What to produce:
In the entries below, find the lines with the word "phone" and copy them.

Exercise materials:
##########
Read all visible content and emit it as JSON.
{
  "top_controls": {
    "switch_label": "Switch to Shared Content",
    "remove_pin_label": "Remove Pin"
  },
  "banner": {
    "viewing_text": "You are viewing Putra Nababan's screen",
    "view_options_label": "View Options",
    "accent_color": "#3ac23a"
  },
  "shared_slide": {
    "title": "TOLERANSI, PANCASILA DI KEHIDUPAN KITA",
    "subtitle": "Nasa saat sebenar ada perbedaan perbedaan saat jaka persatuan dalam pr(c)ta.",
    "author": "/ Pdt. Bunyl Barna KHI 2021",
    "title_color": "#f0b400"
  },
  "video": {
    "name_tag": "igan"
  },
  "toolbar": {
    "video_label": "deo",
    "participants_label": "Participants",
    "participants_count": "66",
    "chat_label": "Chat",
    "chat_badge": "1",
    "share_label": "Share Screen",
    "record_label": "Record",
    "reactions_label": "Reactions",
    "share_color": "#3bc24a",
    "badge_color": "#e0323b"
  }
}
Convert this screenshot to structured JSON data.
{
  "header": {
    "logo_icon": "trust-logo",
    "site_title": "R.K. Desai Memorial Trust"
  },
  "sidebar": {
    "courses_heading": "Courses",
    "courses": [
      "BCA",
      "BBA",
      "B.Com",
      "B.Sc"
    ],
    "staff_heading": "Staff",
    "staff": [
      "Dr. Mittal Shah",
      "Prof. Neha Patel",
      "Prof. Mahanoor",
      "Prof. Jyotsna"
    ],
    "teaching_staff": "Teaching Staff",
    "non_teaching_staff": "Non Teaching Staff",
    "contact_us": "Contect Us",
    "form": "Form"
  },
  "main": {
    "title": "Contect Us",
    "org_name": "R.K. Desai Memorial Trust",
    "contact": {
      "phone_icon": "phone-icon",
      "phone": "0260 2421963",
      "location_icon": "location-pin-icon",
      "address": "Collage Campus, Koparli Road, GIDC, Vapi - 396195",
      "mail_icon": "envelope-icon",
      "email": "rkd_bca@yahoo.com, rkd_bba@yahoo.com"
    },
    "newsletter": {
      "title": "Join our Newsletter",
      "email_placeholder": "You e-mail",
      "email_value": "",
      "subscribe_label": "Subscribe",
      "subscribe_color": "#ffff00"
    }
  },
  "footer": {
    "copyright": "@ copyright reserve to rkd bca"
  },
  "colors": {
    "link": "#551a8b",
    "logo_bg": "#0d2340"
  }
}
##########
Solution to the exercise:
      "phone_icon": "phone-icon",
      "phone": "0260 2421963",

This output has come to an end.